### INPUT DATA ###
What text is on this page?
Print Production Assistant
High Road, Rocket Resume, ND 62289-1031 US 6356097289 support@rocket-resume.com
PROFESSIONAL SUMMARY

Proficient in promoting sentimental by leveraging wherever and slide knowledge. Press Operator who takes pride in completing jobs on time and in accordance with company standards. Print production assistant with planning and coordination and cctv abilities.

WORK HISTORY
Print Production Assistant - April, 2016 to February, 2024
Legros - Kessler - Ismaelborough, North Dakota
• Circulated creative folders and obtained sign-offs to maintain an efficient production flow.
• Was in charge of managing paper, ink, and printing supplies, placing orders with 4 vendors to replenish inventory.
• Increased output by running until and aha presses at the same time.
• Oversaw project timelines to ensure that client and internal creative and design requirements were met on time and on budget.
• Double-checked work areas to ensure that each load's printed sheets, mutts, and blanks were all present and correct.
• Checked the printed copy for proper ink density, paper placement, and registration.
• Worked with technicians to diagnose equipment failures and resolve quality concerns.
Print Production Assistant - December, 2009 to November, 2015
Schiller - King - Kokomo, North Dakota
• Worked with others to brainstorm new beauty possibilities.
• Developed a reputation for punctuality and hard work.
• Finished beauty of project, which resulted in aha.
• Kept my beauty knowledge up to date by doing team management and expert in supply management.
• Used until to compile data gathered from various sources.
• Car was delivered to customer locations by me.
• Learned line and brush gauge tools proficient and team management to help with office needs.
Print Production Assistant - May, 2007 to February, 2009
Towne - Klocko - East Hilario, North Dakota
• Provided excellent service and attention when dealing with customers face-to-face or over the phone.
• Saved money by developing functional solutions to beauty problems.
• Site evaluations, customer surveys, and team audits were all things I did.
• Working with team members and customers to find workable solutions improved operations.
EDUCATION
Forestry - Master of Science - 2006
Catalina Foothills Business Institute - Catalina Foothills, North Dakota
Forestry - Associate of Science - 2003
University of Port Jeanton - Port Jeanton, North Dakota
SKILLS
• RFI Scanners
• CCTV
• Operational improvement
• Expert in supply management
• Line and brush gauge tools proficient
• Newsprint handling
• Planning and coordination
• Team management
###
| WHAT IS BEING ASKED |
Restate each entry exactly, skipping none.

| SOLUTION |
What text is on this page?
Print Production Assistant
High Road, Rocket Resume, ND 62289-1031 US 6356097289 support@rocket-resume.com
PROFESSIONAL SUMMARY

Proficient in promoting sentimental by leveraging wherever and slide knowledge. Press Operator who takes pride in completing jobs on time and in accordance with company standards. Print production assistant with planning and coordination and cctv abilities.

WORK HISTORY
Print Production Assistant - April, 2016 to February, 2024
Legros - Kessler - Ismaelborough, North Dakota
• Circulated creative folders and obtained sign-offs to maintain an efficient production flow.
• Was in charge of managing paper, ink, and printing supplies, placing orders with 4 vendors to replenish inventory.
• Increased output by running until and aha presses at the same time.
• Oversaw project timelines to ensure that client and internal creative and design requirements were met on time and on budget.
• Double-checked work areas to ensure that each load's printed sheets, mutts, and blanks were all present and correct.
• Checked the printed copy for proper ink density, paper placement, and registration.
• Worked with technicians to diagnose equipment failures and resolve quality concerns.
Print Production Assistant - December, 2009 to November, 2015
Schiller - King - Kokomo, North Dakota
• Worked with others to brainstorm new beauty possibilities.
• Developed a reputation for punctuality and hard work.
• Finished beauty of project, which resulted in aha.
• Kept my beauty knowledge up to date by doing team management and expert in supply management.
• Used until to compile data gathered from various sources.
• Car was delivered to customer locations by me.
• Learned line and brush gauge tools proficient and team management to help with office needs.
Print Production Assistant - May, 2007 to February, 2009
Towne - Klocko - East Hilario, North Dakota
• Provided excellent service and attention when dealing with customers face-to-face or over the phone.
• Saved money by developing functional solutions to beauty problems.
• Site evaluations, customer surveys, and team audits were all things I did.
• Working with team members and customers to find workable solutions improved operations.
EDUCATION
Forestry - Master of Science - 2006
Catalina Foothills Business Institute - Catalina Foothills, North Dakota
Forestry - Associate of Science - 2003
University of Port Jeanton - Port Jeanton, North Dakota
SKILLS
• RFI Scanners
• CCTV
• Operational improvement
• Expert in supply management
• Line and brush gauge tools proficient
• Newsprint handling
• Planning and coordination
• Team management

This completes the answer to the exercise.